REQUIRED TASK:
Render every entry exactly as it appears.

DATASET EXTRACT:
|---|

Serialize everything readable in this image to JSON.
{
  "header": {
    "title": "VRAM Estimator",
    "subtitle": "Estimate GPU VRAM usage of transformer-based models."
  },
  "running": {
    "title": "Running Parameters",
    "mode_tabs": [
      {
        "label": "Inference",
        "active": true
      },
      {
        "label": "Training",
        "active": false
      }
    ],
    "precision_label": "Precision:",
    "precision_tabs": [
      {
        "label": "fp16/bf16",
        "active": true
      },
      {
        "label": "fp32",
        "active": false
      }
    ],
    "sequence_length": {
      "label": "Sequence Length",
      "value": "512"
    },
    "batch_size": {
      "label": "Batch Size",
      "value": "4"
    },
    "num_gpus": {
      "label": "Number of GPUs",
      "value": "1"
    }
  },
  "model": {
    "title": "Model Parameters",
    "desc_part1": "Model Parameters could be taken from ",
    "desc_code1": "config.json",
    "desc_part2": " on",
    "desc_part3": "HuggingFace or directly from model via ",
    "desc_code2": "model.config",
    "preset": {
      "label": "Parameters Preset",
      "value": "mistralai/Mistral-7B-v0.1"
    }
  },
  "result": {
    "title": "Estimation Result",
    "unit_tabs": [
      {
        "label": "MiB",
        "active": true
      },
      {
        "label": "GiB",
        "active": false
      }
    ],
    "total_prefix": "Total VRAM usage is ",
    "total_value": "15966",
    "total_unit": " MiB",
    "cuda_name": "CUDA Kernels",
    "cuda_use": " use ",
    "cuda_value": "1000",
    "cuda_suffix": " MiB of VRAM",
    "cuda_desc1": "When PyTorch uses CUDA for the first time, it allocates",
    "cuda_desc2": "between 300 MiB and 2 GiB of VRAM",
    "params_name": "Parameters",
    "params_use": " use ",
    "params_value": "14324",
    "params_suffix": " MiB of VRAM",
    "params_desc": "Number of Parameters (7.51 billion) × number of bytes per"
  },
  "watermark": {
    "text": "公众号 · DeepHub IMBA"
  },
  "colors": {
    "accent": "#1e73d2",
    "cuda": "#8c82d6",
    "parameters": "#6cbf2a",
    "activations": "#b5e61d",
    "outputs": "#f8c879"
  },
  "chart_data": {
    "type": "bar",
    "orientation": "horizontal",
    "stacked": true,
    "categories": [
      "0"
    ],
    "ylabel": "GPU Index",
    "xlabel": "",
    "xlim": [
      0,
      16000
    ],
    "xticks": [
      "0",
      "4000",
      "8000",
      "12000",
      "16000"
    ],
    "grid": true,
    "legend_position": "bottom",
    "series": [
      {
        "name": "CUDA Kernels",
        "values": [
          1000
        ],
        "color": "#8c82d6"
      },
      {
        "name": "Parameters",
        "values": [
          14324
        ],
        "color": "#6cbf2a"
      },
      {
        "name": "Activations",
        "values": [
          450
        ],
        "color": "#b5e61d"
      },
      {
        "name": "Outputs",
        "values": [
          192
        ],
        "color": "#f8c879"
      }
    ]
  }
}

|---|

FINISHED EXERCISE:
Serialize everything readable in this image to JSON.
{
  "header": {
    "title": "VRAM Estimator",
    "subtitle": "Estimate GPU VRAM usage of transformer-based models."
  },
  "running": {
    "title": "Running Parameters",
    "mode_tabs": [
      {
        "label": "Inference",
        "active": true
      },
      {
        "label": "Training",
        "active": false
      }
    ],
    "precision_label": "Precision:",
    "precision_tabs": [
      {
        "label": "fp16/bf16",
        "active": true
      },
      {
        "label": "fp32",
        "active": false
      }
    ],
    "sequence_length": {
      "label": "Sequence Length",
      "value": "512"
    },
    "batch_size": {
      "label": "Batch Size",
      "value": "4"
    },
    "num_gpus": {
      "label": "Number of GPUs",
      "value": "1"
    }
  },
  "model": {
    "title": "Model Parameters",
    "desc_part1": "Model Parameters could be taken from ",
    "desc_code1": "config.json",
    "desc_part2": " on",
    "desc_part3": "HuggingFace or directly from model via ",
    "desc_code2": "model.config",
    "preset": {
      "label": "Parameters Preset",
      "value": "mistralai/Mistral-7B-v0.1"
    }
  },
  "result": {
    "title": "Estimation Result",
    "unit_tabs": [
      {
        "label": "MiB",
        "active": true
      },
      {
        "label": "GiB",
        "active": false
      }
    ],
    "total_prefix": "Total VRAM usage is ",
    "total_value": "15966",
    "total_unit": " MiB",
    "cuda_name": "CUDA Kernels",
    "cuda_use": " use ",
    "cuda_value": "1000",
    "cuda_suffix": " MiB of VRAM",
    "cuda_desc1": "When PyTorch uses CUDA for the first time, it allocates",
    "cuda_desc2": "between 300 MiB and 2 GiB of VRAM",
    "params_name": "Parameters",
    "params_use": " use ",
    "params_value": "14324",
    "params_suffix": " MiB of VRAM",
    "params_desc": "Number of Parameters (7.51 billion) × number of bytes per"
  },
  "watermark": {
    "text": "公众号 · DeepHub IMBA"
  },
  "colors": {
    "accent": "#1e73d2",
    "cuda": "#8c82d6",
    "parameters": "#6cbf2a",
    "activations": "#b5e61d",
    "outputs": "#f8c879"
  },
  "chart_data": {
    "type": "bar",
    "orientation": "horizontal",
    "stacked": true,
    "categories": [
      "0"
    ],
    "ylabel": "GPU Index",
    "xlabel": "",
    "xlim": [
      0,
      16000
    ],
    "xticks": [
      "0",
      "4000",
      "8000",
      "12000",
      "16000"
    ],
    "grid": true,
    "legend_position": "bottom",
    "series": [
      {
        "name": "CUDA Kernels",
        "values": [
          1000
        ],
        "color": "#8c82d6"
      },
      {
        "name": "Parameters",
        "values": [
          14324
        ],
        "color": "#6cbf2a"
      },
      {
        "name": "Activations",
        "values": [
          450
        ],
        "color": "#b5e61d"
      },
      {
        "name": "Outputs",
        "values": [
          192
        ],
        "color": "#f8c879"
      }
    ]
  }
}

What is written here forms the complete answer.